_EXERCISE_
Reproduce the listing that follows with no differences at all.

_GIVEN DATA_
— Start —
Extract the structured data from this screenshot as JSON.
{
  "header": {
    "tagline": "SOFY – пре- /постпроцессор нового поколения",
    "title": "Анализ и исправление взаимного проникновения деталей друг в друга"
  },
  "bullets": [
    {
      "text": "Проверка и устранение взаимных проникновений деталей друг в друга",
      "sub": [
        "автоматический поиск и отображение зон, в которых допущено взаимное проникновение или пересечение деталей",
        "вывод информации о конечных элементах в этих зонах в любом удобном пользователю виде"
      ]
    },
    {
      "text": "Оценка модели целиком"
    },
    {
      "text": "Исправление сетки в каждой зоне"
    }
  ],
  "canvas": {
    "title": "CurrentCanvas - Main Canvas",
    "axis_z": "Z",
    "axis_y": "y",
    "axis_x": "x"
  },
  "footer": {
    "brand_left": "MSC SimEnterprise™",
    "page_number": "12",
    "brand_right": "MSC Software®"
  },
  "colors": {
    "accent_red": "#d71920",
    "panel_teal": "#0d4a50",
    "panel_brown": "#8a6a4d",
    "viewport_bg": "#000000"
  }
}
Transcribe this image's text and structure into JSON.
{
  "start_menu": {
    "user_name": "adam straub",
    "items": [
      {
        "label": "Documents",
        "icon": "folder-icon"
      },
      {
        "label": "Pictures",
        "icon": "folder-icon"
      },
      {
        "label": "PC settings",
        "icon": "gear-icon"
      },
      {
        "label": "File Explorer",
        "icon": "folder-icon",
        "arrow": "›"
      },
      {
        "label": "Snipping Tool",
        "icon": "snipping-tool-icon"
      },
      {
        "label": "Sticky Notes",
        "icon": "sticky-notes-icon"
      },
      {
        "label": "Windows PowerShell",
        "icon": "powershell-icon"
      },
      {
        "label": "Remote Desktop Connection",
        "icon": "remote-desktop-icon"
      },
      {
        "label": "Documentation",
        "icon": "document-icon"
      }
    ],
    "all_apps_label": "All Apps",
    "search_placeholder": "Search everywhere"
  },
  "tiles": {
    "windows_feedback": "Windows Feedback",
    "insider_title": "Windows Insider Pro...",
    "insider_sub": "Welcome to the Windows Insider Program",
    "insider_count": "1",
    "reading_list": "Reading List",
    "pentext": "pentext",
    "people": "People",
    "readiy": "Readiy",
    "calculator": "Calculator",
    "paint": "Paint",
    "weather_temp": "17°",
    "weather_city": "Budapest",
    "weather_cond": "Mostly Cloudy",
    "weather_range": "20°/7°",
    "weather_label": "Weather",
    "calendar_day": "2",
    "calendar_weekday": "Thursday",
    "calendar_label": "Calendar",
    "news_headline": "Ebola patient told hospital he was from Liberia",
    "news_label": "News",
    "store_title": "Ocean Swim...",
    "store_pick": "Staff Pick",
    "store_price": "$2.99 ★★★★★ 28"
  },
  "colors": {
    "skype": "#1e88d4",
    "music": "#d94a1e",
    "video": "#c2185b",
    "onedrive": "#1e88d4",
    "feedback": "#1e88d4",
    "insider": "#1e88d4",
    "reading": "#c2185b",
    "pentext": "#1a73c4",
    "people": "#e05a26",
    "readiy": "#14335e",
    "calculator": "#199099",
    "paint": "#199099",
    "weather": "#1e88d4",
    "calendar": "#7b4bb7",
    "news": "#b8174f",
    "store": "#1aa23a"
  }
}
— End —
_REPLY_
Extract the structured data from this screenshot as JSON.
{
  "header": {
    "tagline": "SOFY – пре- /постпроцессор нового поколения",
    "title": "Анализ и исправление взаимного проникновения деталей друг в друга"
  },
  "bullets": [
    {
      "text": "Проверка и устранение взаимных проникновений деталей друг в друга",
      "sub": [
        "автоматический поиск и отображение зон, в которых допущено взаимное проникновение или пересечение деталей",
        "вывод информации о конечных элементах в этих зонах в любом удобном пользователю виде"
      ]
    },
    {
      "text": "Оценка модели целиком"
    },
    {
      "text": "Исправление сетки в каждой зоне"
    }
  ],
  "canvas": {
    "title": "CurrentCanvas - Main Canvas",
    "axis_z": "Z",
    "axis_y": "y",
    "axis_x": "x"
  },
  "footer": {
    "brand_left": "MSC SimEnterprise™",
    "page_number": "12",
    "brand_right": "MSC Software®"
  },
  "colors": {
    "accent_red": "#d71920",
    "panel_teal": "#0d4a50",
    "panel_brown": "#8a6a4d",
    "viewport_bg": "#000000"
  }
}
Transcribe this image's text and structure into JSON.
{
  "start_menu": {
    "user_name": "adam straub",
    "items": [
      {
        "label": "Documents",
        "icon": "folder-icon"
      },
      {
        "label": "Pictures",
        "icon": "folder-icon"
      },
      {
        "label": "PC settings",
        "icon": "gear-icon"
      },
      {
        "label": "File Explorer",
        "icon": "folder-icon",
        "arrow": "›"
      },
      {
        "label": "Snipping Tool",
        "icon": "snipping-tool-icon"
      },
      {
        "label": "Sticky Notes",
        "icon": "sticky-notes-icon"
      },
      {
        "label": "Windows PowerShell",
        "icon": "powershell-icon"
      },
      {
        "label": "Remote Desktop Connection",
        "icon": "remote-desktop-icon"
      },
      {
        "label": "Documentation",
        "icon": "document-icon"
      }
    ],
    "all_apps_label": "All Apps",
    "search_placeholder": "Search everywhere"
  },
  "tiles": {
    "windows_feedback": "Windows Feedback",
    "insider_title": "Windows Insider Pro...",
    "insider_sub": "Welcome to the Windows Insider Program",
    "insider_count": "1",
    "reading_list": "Reading List",
    "pentext": "pentext",
    "people": "People",
    "readiy": "Readiy",
    "calculator": "Calculator",
    "paint": "Paint",
    "weather_temp": "17°",
    "weather_city": "Budapest",
    "weather_cond": "Mostly Cloudy",
    "weather_range": "20°/7°",
    "weather_label": "Weather",
    "calendar_day": "2",
    "calendar_weekday": "Thursday",
    "calendar_label": "Calendar",
    "news_headline": "Ebola patient told hospital he was from Liberia",
    "news_label": "News",
    "store_title": "Ocean Swim...",
    "store_pick": "Staff Pick",
    "store_price": "$2.99 ★★★★★ 28"
  },
  "colors": {
    "skype": "#1e88d4",
    "music": "#d94a1e",
    "video": "#c2185b",
    "onedrive": "#1e88d4",
    "feedback": "#1e88d4",
    "insider": "#1e88d4",
    "reading": "#c2185b",
    "pentext": "#1a73c4",
    "people": "#e05a26",
    "readiy": "#14335e",
    "calculator": "#199099",
    "paint": "#199099",
    "weather": "#1e88d4",
    "calendar": "#7b4bb7",
    "news": "#b8174f",
    "store": "#1aa23a"
  }
}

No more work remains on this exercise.